Assignment - Search the data for the string "atoms" and copy each line where it turns up.
********************
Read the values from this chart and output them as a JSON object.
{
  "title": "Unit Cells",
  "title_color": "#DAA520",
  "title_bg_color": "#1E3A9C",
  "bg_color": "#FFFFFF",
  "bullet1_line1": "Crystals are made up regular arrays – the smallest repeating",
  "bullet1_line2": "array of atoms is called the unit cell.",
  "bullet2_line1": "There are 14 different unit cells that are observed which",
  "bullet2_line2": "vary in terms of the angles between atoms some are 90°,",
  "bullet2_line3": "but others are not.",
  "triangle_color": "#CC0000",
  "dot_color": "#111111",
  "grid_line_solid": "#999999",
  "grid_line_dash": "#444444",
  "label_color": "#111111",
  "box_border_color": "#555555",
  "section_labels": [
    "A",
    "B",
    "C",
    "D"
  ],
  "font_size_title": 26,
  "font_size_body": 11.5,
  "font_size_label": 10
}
********************
The answer -
  "bullet1_line2": "array of atoms is called the unit cell.",
  "bullet2_line2": "vary in terms of the angles between atoms some are 90°,",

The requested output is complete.